Records that describe figures:
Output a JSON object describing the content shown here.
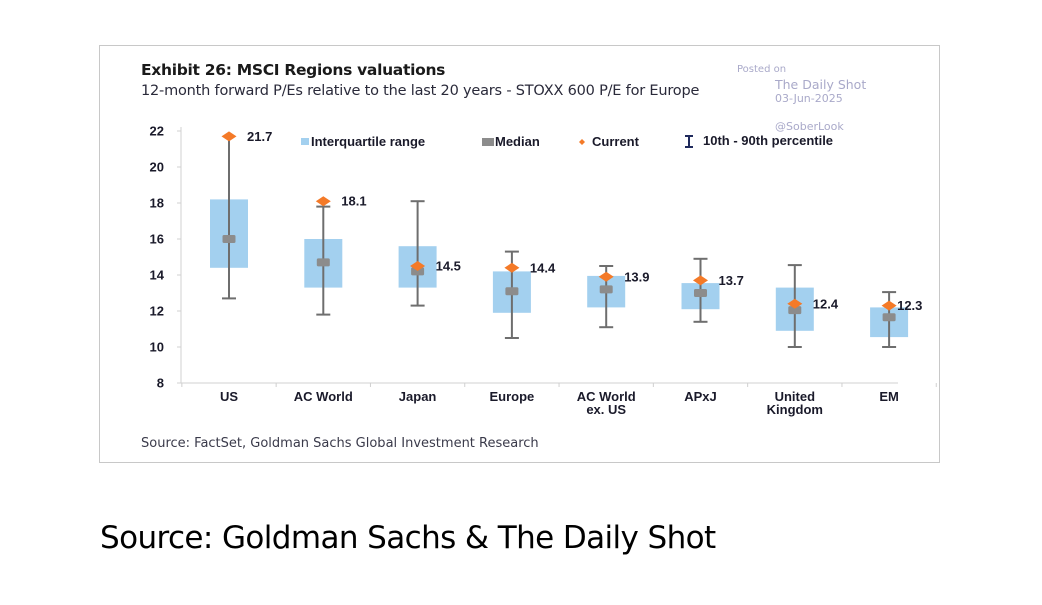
{
  "chart_data": {
    "type": "boxplot",
    "title": "Exhibit 26: MSCI Regions valuations",
    "subtitle": "12-month forward P/Es relative to the last 20 years - STOXX 600 P/E for Europe",
    "xlabel": "",
    "ylabel": "",
    "ylim": [
      8,
      22
    ],
    "yticks": [
      "8",
      "10",
      "12",
      "14",
      "16",
      "18",
      "20",
      "22"
    ],
    "grid": false,
    "legend_position": "top",
    "legend": [
      {
        "key": "iqr",
        "label": "Interquartile range"
      },
      {
        "key": "median",
        "label": "Median"
      },
      {
        "key": "current",
        "label": "Current"
      },
      {
        "key": "whisker",
        "label": "10th - 90th percentile"
      }
    ],
    "categories": [
      {
        "label": [
          "US"
        ],
        "p10": 12.7,
        "q1": 14.4,
        "median": 16.0,
        "q3": 18.2,
        "p90": 21.7,
        "current": 21.7,
        "current_label": "21.7"
      },
      {
        "label": [
          "AC World"
        ],
        "p10": 11.8,
        "q1": 13.3,
        "median": 14.7,
        "q3": 16.0,
        "p90": 17.8,
        "current": 18.1,
        "current_label": "18.1"
      },
      {
        "label": [
          "Japan"
        ],
        "p10": 12.3,
        "q1": 13.3,
        "median": 14.2,
        "q3": 15.6,
        "p90": 18.1,
        "current": 14.5,
        "current_label": "14.5"
      },
      {
        "label": [
          "Europe"
        ],
        "p10": 10.5,
        "q1": 11.9,
        "median": 13.1,
        "q3": 14.2,
        "p90": 15.3,
        "current": 14.4,
        "current_label": "14.4"
      },
      {
        "label": [
          "AC World",
          "ex. US"
        ],
        "p10": 11.1,
        "q1": 12.2,
        "median": 13.2,
        "q3": 13.95,
        "p90": 14.5,
        "current": 13.9,
        "current_label": "13.9"
      },
      {
        "label": [
          "APxJ"
        ],
        "p10": 11.4,
        "q1": 12.1,
        "median": 13.0,
        "q3": 13.55,
        "p90": 14.9,
        "current": 13.7,
        "current_label": "13.7"
      },
      {
        "label": [
          "United",
          "Kingdom"
        ],
        "p10": 10.0,
        "q1": 10.9,
        "median": 12.05,
        "q3": 13.3,
        "p90": 14.55,
        "current": 12.4,
        "current_label": "12.4"
      },
      {
        "label": [
          "EM"
        ],
        "p10": 10.0,
        "q1": 10.55,
        "median": 11.65,
        "q3": 12.2,
        "p90": 13.05,
        "current": 12.3,
        "current_label": "12.3"
      }
    ],
    "colors": {
      "iqr": "#a3d0ef",
      "median": "#8c8c8c",
      "current": "#f47a28",
      "whisker": "#6e6e6e",
      "legend_whisker": "#1f2a5c"
    }
  },
  "watermark": {
    "posted_on": "Posted on",
    "site": "The Daily Shot",
    "date": "03-Jun-2025",
    "handle": "@SoberLook"
  },
  "inner_source": "Source: FactSet, Goldman Sachs Global Investment Research",
  "outer_source": "Source: Goldman Sachs & The Daily Shot"
}
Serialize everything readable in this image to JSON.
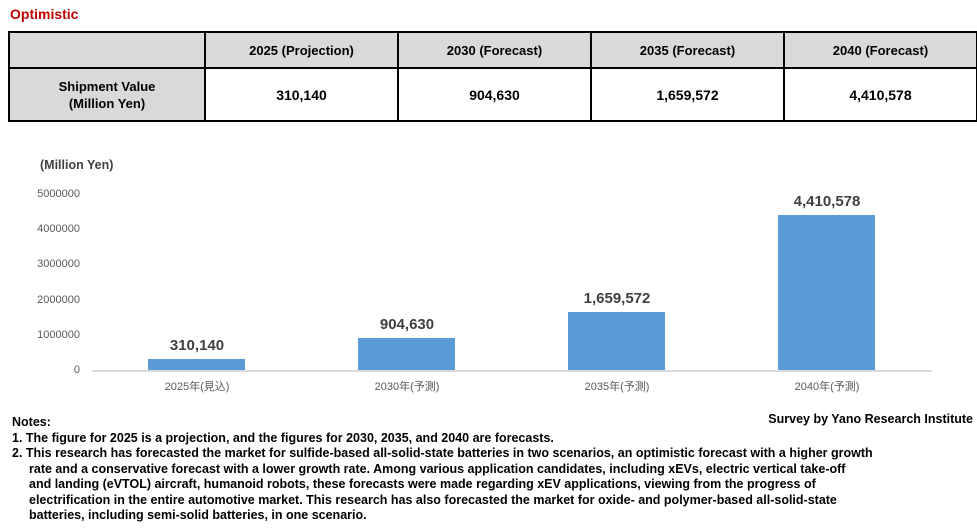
{
  "scenario_label": "Optimistic",
  "table": {
    "row_header": {
      "line1": "Shipment Value",
      "line2": "(Million Yen)"
    },
    "col_headers": [
      "2025 (Projection)",
      "2030 (Forecast)",
      "2035 (Forecast)",
      "2040 (Forecast)"
    ],
    "values": [
      "310,140",
      "904,630",
      "1,659,572",
      "4,410,578"
    ]
  },
  "chart_data": {
    "type": "bar",
    "title": "",
    "unit_label": "(Million Yen)",
    "categories": [
      "2025年(見込)",
      "2030年(予測)",
      "2035年(予測)",
      "2040年(予測)"
    ],
    "values": [
      310140,
      904630,
      1659572,
      4410578
    ],
    "data_labels": [
      "310,140",
      "904,630",
      "1,659,572",
      "4,410,578"
    ],
    "xlabel": "",
    "ylabel": "(Million Yen)",
    "ylim": [
      0,
      5000000
    ],
    "ytick_interval": 1000000,
    "ytick_labels": [
      "5000000",
      "4000000",
      "3000000",
      "2000000",
      "1000000",
      "0"
    ],
    "grid": false,
    "legend_position": "none",
    "bar_color": "#5B9BD5"
  },
  "survey_credit": "Survey by Yano Research Institute",
  "notes": {
    "heading": "Notes:",
    "lines": [
      "1. The figure for 2025 is a projection, and the figures for 2030, 2035, and 2040 are forecasts.",
      "2. This research has forecasted the market for sulfide-based all-solid-state batteries in two scenarios, an optimistic forecast with a higher growth",
      "rate and a conservative forecast with a lower growth rate. Among various application candidates, including xEVs, electric vertical take-off",
      "and landing (eVTOL) aircraft, humanoid robots, these forecasts were made regarding xEV applications, viewing from the progress of",
      "electrification in the entire automotive market. This research has also forecasted the market for oxide- and polymer-based all-solid-state",
      "batteries, including semi-solid batteries, in one scenario."
    ]
  },
  "colors": {
    "accent_red": "#C00000",
    "bar_blue": "#5B9BD5",
    "table_header_bg": "#D9D9D9",
    "axis_text": "#595959",
    "data_label_text": "#404040",
    "axis_line": "#D9D9D9"
  }
}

AIM:
Copy out every line of the material above that mentions the word "Goldman".

FINAL RESULT:
  "inner_source": "Source: FactSet, Goldman Sachs Global Investment Research",
  "outer_source": "Source: Goldman Sachs & The Daily Shot"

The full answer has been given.